Stored data:
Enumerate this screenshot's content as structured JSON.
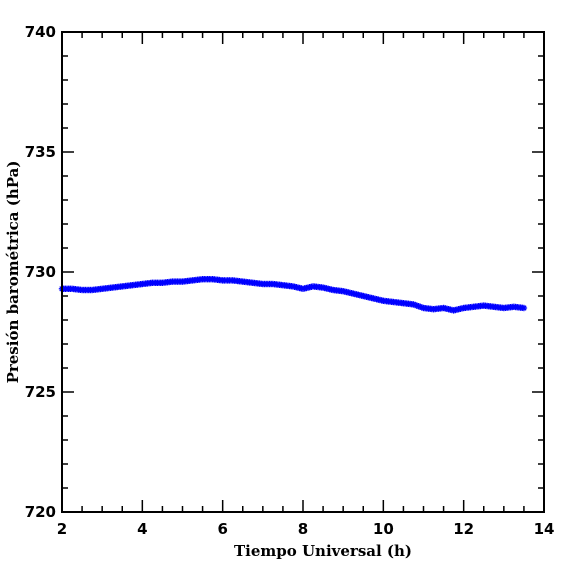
{
  "chart_data": {
    "type": "scatter",
    "xlabel": "Tiempo Universal (h)",
    "ylabel": "Presión barométrica (hPa)",
    "xlim": [
      2,
      14
    ],
    "ylim": [
      720,
      740
    ],
    "x_ticks": [
      2,
      4,
      6,
      8,
      10,
      12,
      14
    ],
    "y_ticks": [
      720,
      725,
      730,
      735,
      740
    ],
    "x_minor_step": 0.5,
    "y_minor_step": 1,
    "grid": false,
    "marker": "asterisk",
    "color": "#0000ff",
    "series": [
      {
        "x": [
          2.0,
          2.25,
          2.5,
          2.75,
          3.0,
          3.25,
          3.5,
          3.75,
          4.0,
          4.25,
          4.5,
          4.75,
          5.0,
          5.25,
          5.5,
          5.75,
          6.0,
          6.25,
          6.5,
          6.75,
          7.0,
          7.25,
          7.5,
          7.75,
          8.0,
          8.25,
          8.5,
          8.75,
          9.0,
          9.25,
          9.5,
          9.75,
          10.0,
          10.25,
          10.5,
          10.75,
          11.0,
          11.25,
          11.5,
          11.75,
          12.0,
          12.25,
          12.5,
          12.75,
          13.0,
          13.25,
          13.5
        ],
        "y": [
          729.3,
          729.3,
          729.25,
          729.25,
          729.3,
          729.35,
          729.4,
          729.45,
          729.5,
          729.55,
          729.55,
          729.6,
          729.6,
          729.65,
          729.7,
          729.7,
          729.65,
          729.65,
          729.6,
          729.55,
          729.5,
          729.5,
          729.45,
          729.4,
          729.3,
          729.4,
          729.35,
          729.25,
          729.2,
          729.1,
          729.0,
          728.9,
          728.8,
          728.75,
          728.7,
          728.65,
          728.5,
          728.45,
          728.5,
          728.4,
          728.5,
          728.55,
          728.6,
          728.55,
          728.5,
          728.55,
          728.5
        ]
      }
    ]
  }
}
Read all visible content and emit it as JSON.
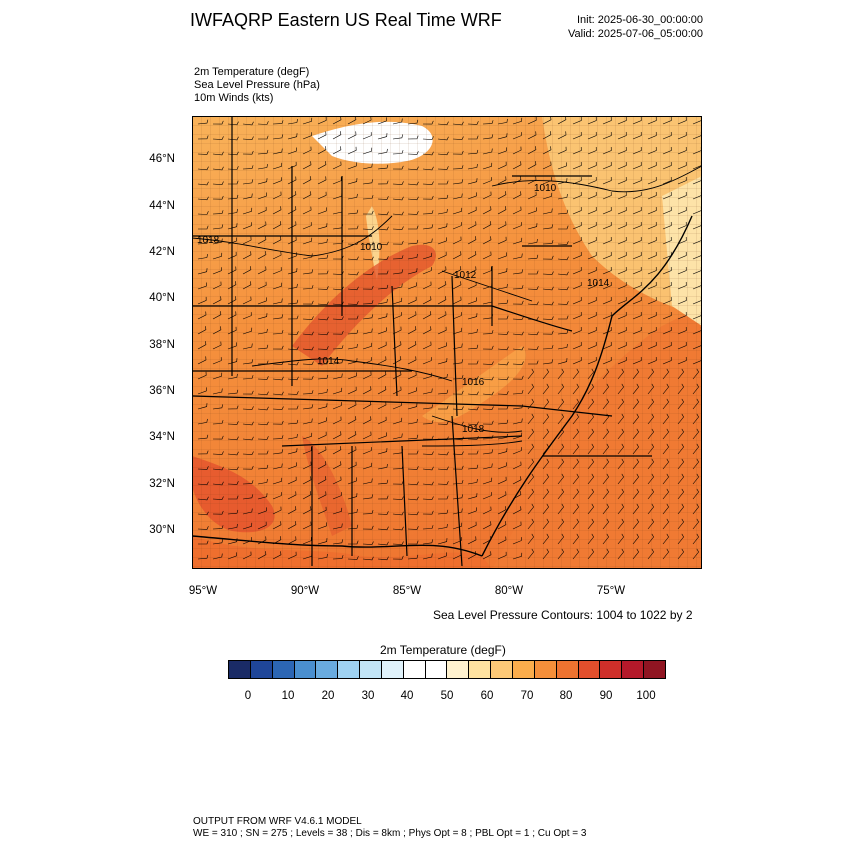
{
  "header": {
    "title": "IWFAQRP Eastern US Real Time WRF",
    "init": "Init: 2025-06-30_00:00:00",
    "valid": "Valid: 2025-07-06_05:00:00"
  },
  "fields": [
    "2m Temperature   (degF)",
    "Sea Level Pressure   (hPa)",
    "10m Winds   (kts)"
  ],
  "axes": {
    "lat_labels": [
      "46°N",
      "44°N",
      "42°N",
      "40°N",
      "38°N",
      "36°N",
      "34°N",
      "32°N",
      "30°N"
    ],
    "lon_labels": [
      "95°W",
      "90°W",
      "85°W",
      "80°W",
      "75°W"
    ]
  },
  "isobars": [
    "1010",
    "1010",
    "1012",
    "1014",
    "1016",
    "1018",
    "1018",
    "1014"
  ],
  "contour_note": "Sea Level Pressure Contours: 1004 to 1022 by 2",
  "colorbar": {
    "title": "2m Temperature  (degF)",
    "labels": [
      "0",
      "10",
      "20",
      "30",
      "40",
      "50",
      "60",
      "70",
      "80",
      "90",
      "100"
    ],
    "colors": [
      "#1a2b66",
      "#1f4699",
      "#2c66b4",
      "#4a8fcf",
      "#69abdf",
      "#9fd2f2",
      "#c2e4f6",
      "#e0f2fb",
      "#ffffff",
      "#ffffff",
      "#fff2cf",
      "#fee2a0",
      "#fdc977",
      "#fbad4c",
      "#f58f3a",
      "#ee7330",
      "#e34f2c",
      "#cf2f2a",
      "#b4192a",
      "#901522"
    ]
  },
  "footer": {
    "line1": "OUTPUT FROM WRF V4.6.1 MODEL",
    "line2": "WE = 310 ; SN = 275 ; Levels = 38 ; Dis = 8km ; Phys Opt = 8 ; PBL Opt = 1 ; Cu Opt = 3"
  }
}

§ SHORT TASK
Pick out lines containing the word "title", each one as written.

§ EXERCISE OUTPUT
    "title": "IWFAQRP Eastern US Real Time WRF",
    "title": "2m Temperature  (degF)",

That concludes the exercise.